# Material for this task
"""

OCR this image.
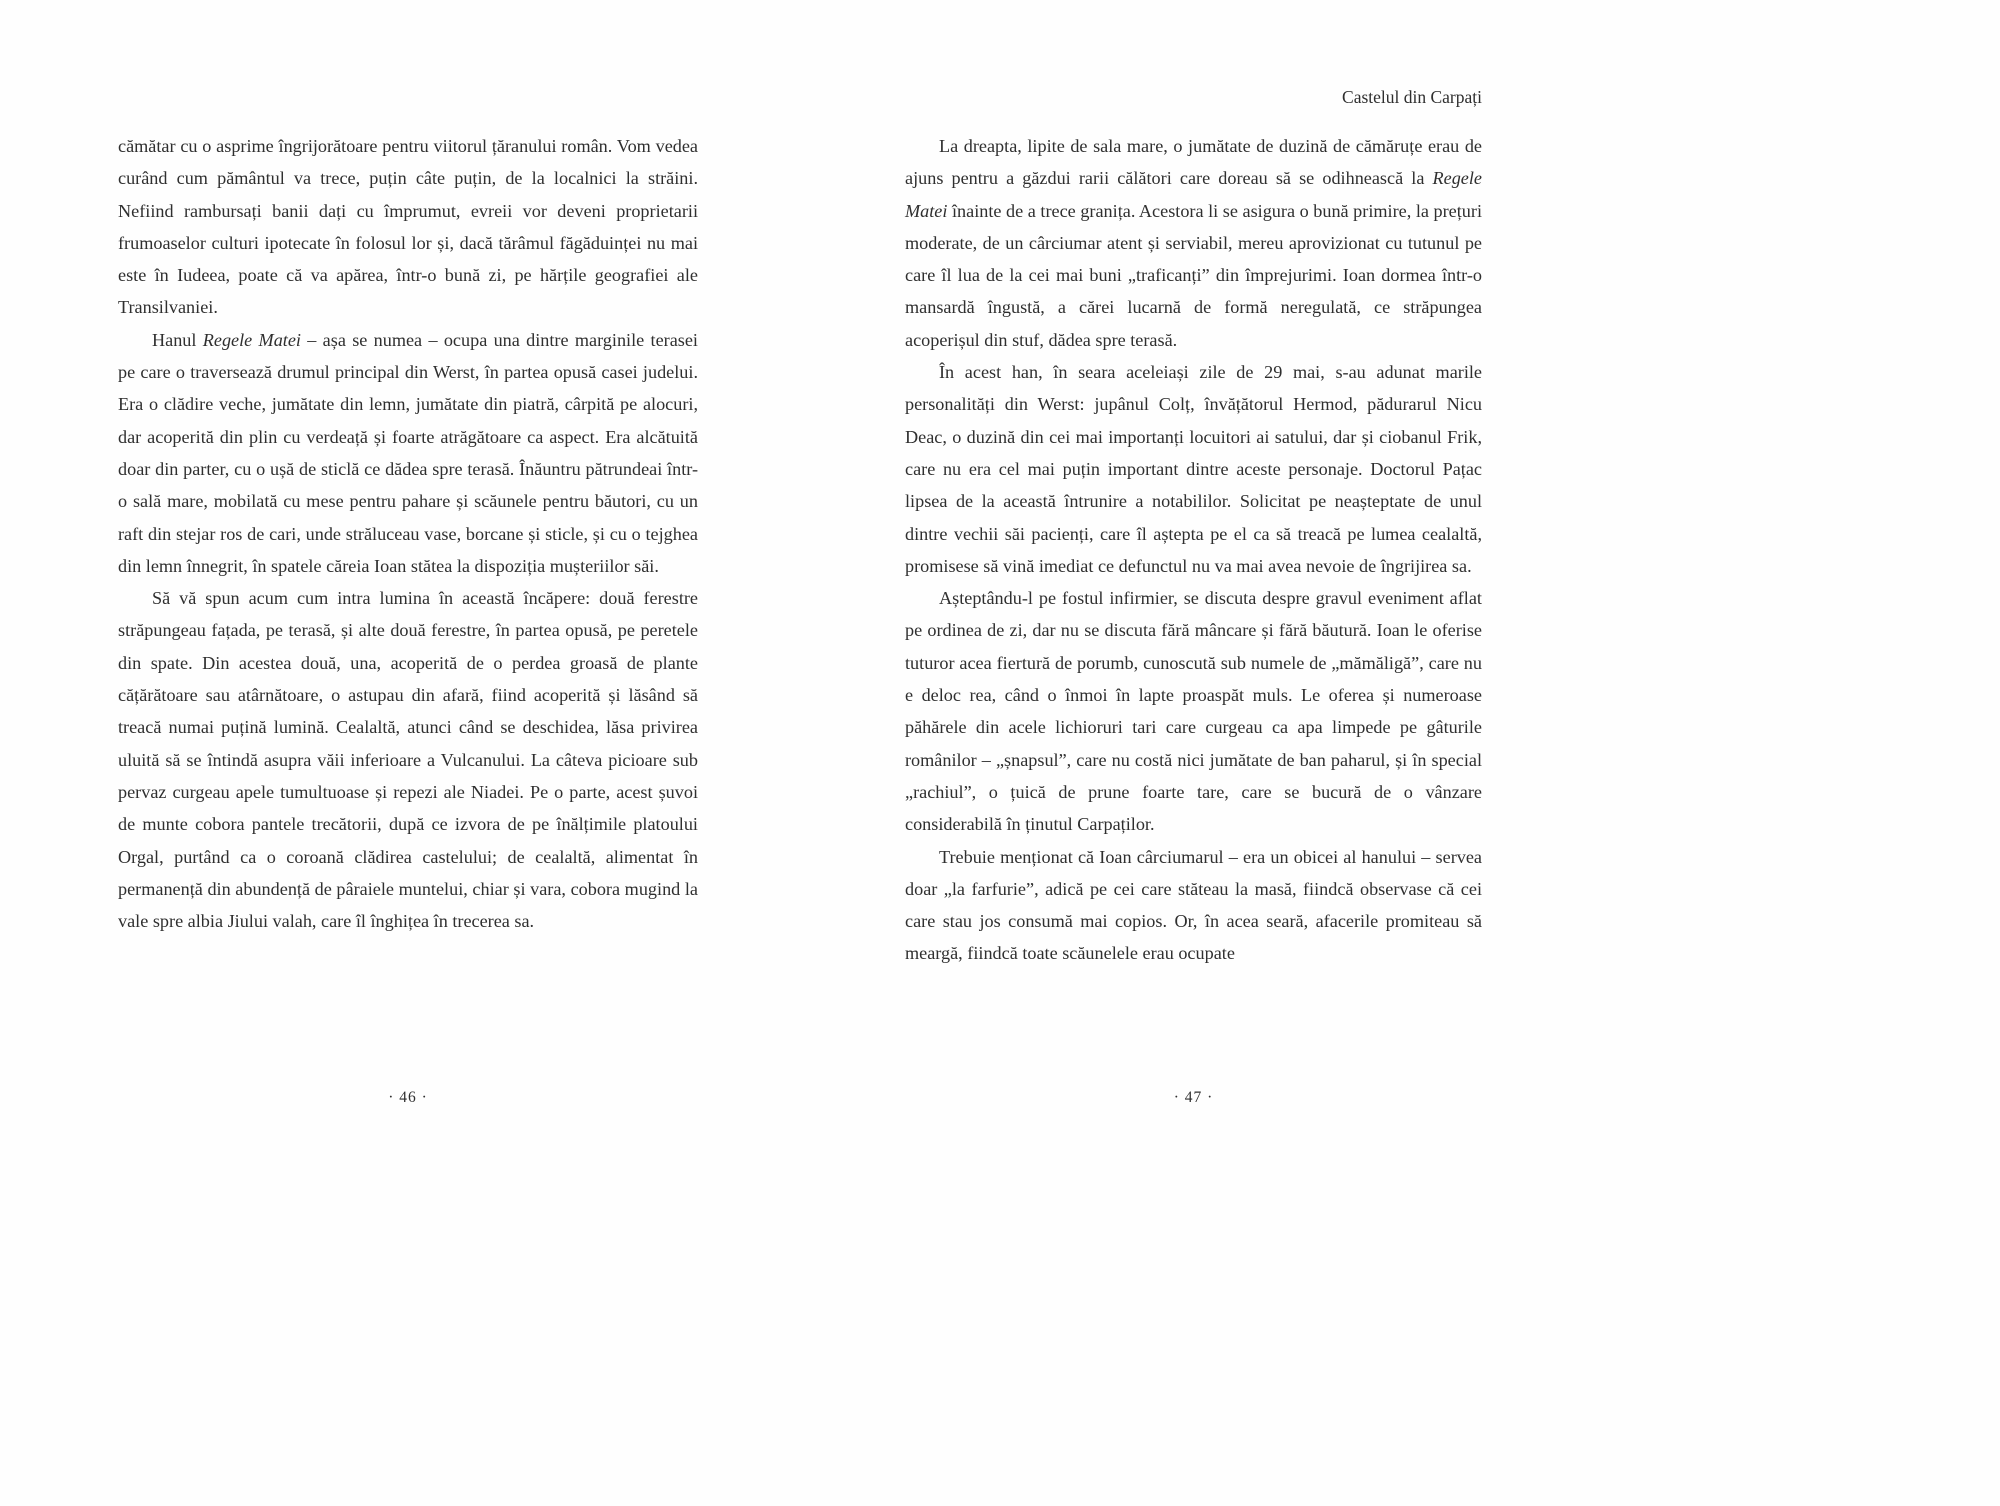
Castelul din Carpați

cămătar cu o asprime îngrijorătoare pentru viitorul țăranului român. Vom vedea curând cum pământul va trece, puțin câte puțin, de la localnici la străini. Nefiind rambursați banii dați cu împrumut, evreii vor deveni proprietarii frumoaselor culturi ipotecate în folosul lor și, dacă tărâmul făgăduinței nu mai este în Iudeea, poate că va apărea, într-o bună zi, pe hărțile geografiei ale Transilvaniei.

Hanul Regele Matei – așa se numea – ocupa una dintre marginile terasei pe care o traversează drumul principal din Werst, în partea opusă casei judelui. Era o clădire veche, jumătate din lemn, jumătate din piatră, cârpită pe alocuri, dar acoperită din plin cu verdeață și foarte atrăgătoare ca aspect. Era alcătuită doar din parter, cu o ușă de sticlă ce dădea spre terasă. Înăuntru pătrundeai într-o sală mare, mobilată cu mese pentru pahare și scăunele pentru băutori, cu un raft din stejar ros de cari, unde străluceau vase, borcane și sticle, și cu o tejghea din lemn înnegrit, în spatele căreia Ioan stătea la dispoziția mușteriilor săi.

Să vă spun acum cum intra lumina în această încăpere: două ferestre străpungeau fațada, pe terasă, și alte două ferestre, în partea opusă, pe peretele din spate. Din acestea două, una, acoperită de o perdea groasă de plante cățărătoare sau atârnătoare, o astupau din afară, fiind acoperită și lăsând să treacă numai puțină lumină. Cealaltă, atunci când se deschidea, lăsa privirea uluită să se întindă asupra văii inferioare a Vulcanului. La câteva picioare sub pervaz curgeau apele tumultuoase și repezi ale Niadei. Pe o parte, acest șuvoi de munte cobora pantele trecătorii, după ce izvora de pe înălțimile platoului Orgal, purtând ca o coroană clădirea castelului; de cealaltă, alimentat în permanență din abundență de pâraiele muntelui, chiar și vara, cobora mugind la vale spre albia Jiului valah, care îl înghițea în trecerea sa.

La dreapta, lipite de sala mare, o jumătate de duzină de cămăruțe erau de ajuns pentru a găzdui rarii călători care doreau să se odihnească la Regele Matei înainte de a trece granița. Acestora li se asigura o bună primire, la prețuri moderate, de un cârciumar atent și serviabil, mereu aprovizionat cu tutunul pe care îl lua de la cei mai buni „traficanți” din împrejurimi. Ioan dormea într-o mansardă îngustă, a cărei lucarnă de formă neregulată, ce străpungea acoperișul din stuf, dădea spre terasă.

În acest han, în seara aceleiași zile de 29 mai, s-au adunat marile personalități din Werst: jupânul Colț, învățătorul Hermod, pădurarul Nicu Deac, o duzină din cei mai importanți locuitori ai satului, dar și ciobanul Frik, care nu era cel mai puțin important dintre aceste personaje. Doctorul Pațac lipsea de la această întrunire a notabililor. Solicitat pe neașteptate de unul dintre vechii săi pacienți, care îl aștepta pe el ca să treacă pe lumea cealaltă, promisese să vină imediat ce defunctul nu va mai avea nevoie de îngrijirea sa.

Așteptându-l pe fostul infirmier, se discuta despre gravul eveniment aflat pe ordinea de zi, dar nu se discuta fără mâncare și fără băutură. Ioan le oferise tuturor acea fiertură de porumb, cunoscută sub numele de „mămăligă”, care nu e deloc rea, când o înmoi în lapte proaspăt muls. Le oferea și numeroase păhărele din acele lichioruri tari care curgeau ca apa limpede pe gâturile românilor – „șnapsul”, care nu costă nici jumătate de ban paharul, și în special „rachiul”, o țuică de prune foarte tare, care se bucură de o vânzare considerabilă în ținutul Carpaților.

Trebuie menționat că Ioan cârciumarul – era un obicei al hanului – servea doar „la farfurie”, adică pe cei care stăteau la masă, fiindcă observase că cei care stau jos consumă mai copios. Or, în acea seară, afacerile promiteau să meargă, fiindcă toate scăunelele erau ocupate

· 46 ·	· 47 ·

"""

# What is expected
Repeat all the records above exactly, leaving out any pictures.

# Complete output
OCR this image.
Castelul din Carpați

cămătar cu o asprime îngrijorătoare pentru viitorul țăranului român. Vom vedea curând cum pământul va trece, puțin câte puțin, de la localnici la străini. Nefiind rambursați banii dați cu împrumut, evreii vor deveni proprietarii frumoaselor culturi ipotecate în folosul lor și, dacă tărâmul făgăduinței nu mai este în Iudeea, poate că va apărea, într-o bună zi, pe hărțile geografiei ale Transilvaniei.

Hanul Regele Matei – așa se numea – ocupa una dintre marginile terasei pe care o traversează drumul principal din Werst, în partea opusă casei judelui. Era o clădire veche, jumătate din lemn, jumătate din piatră, cârpită pe alocuri, dar acoperită din plin cu verdeață și foarte atrăgătoare ca aspect. Era alcătuită doar din parter, cu o ușă de sticlă ce dădea spre terasă. Înăuntru pătrundeai într-o sală mare, mobilată cu mese pentru pahare și scăunele pentru băutori, cu un raft din stejar ros de cari, unde străluceau vase, borcane și sticle, și cu o tejghea din lemn înnegrit, în spatele căreia Ioan stătea la dispoziția mușteriilor săi.

Să vă spun acum cum intra lumina în această încăpere: două ferestre străpungeau fațada, pe terasă, și alte două ferestre, în partea opusă, pe peretele din spate. Din acestea două, una, acoperită de o perdea groasă de plante cățărătoare sau atârnătoare, o astupau din afară, fiind acoperită și lăsând să treacă numai puțină lumină. Cealaltă, atunci când se deschidea, lăsa privirea uluită să se întindă asupra văii inferioare a Vulcanului. La câteva picioare sub pervaz curgeau apele tumultuoase și repezi ale Niadei. Pe o parte, acest șuvoi de munte cobora pantele trecătorii, după ce izvora de pe înălțimile platoului Orgal, purtând ca o coroană clădirea castelului; de cealaltă, alimentat în permanență din abundență de pâraiele muntelui, chiar și vara, cobora mugind la vale spre albia Jiului valah, care îl înghițea în trecerea sa.

La dreapta, lipite de sala mare, o jumătate de duzină de cămăruțe erau de ajuns pentru a găzdui rarii călători care doreau să se odihnească la Regele Matei înainte de a trece granița. Acestora li se asigura o bună primire, la prețuri moderate, de un cârciumar atent și serviabil, mereu aprovizionat cu tutunul pe care îl lua de la cei mai buni „traficanți” din împrejurimi. Ioan dormea într-o mansardă îngustă, a cărei lucarnă de formă neregulată, ce străpungea acoperișul din stuf, dădea spre terasă.

În acest han, în seara aceleiași zile de 29 mai, s-au adunat marile personalități din Werst: jupânul Colț, învățătorul Hermod, pădurarul Nicu Deac, o duzină din cei mai importanți locuitori ai satului, dar și ciobanul Frik, care nu era cel mai puțin important dintre aceste personaje. Doctorul Pațac lipsea de la această întrunire a notabililor. Solicitat pe neașteptate de unul dintre vechii săi pacienți, care îl aștepta pe el ca să treacă pe lumea cealaltă, promisese să vină imediat ce defunctul nu va mai avea nevoie de îngrijirea sa.

Așteptându-l pe fostul infirmier, se discuta despre gravul eveniment aflat pe ordinea de zi, dar nu se discuta fără mâncare și fără băutură. Ioan le oferise tuturor acea fiertură de porumb, cunoscută sub numele de „mămăligă”, care nu e deloc rea, când o înmoi în lapte proaspăt muls. Le oferea și numeroase păhărele din acele lichioruri tari care curgeau ca apa limpede pe gâturile românilor – „șnapsul”, care nu costă nici jumătate de ban paharul, și în special „rachiul”, o țuică de prune foarte tare, care se bucură de o vânzare considerabilă în ținutul Carpaților.

Trebuie menționat că Ioan cârciumarul – era un obicei al hanului – servea doar „la farfurie”, adică pe cei care stăteau la masă, fiindcă observase că cei care stau jos consumă mai copios. Or, în acea seară, afacerile promiteau să meargă, fiindcă toate scăunelele erau ocupate

· 46 ·	· 47 ·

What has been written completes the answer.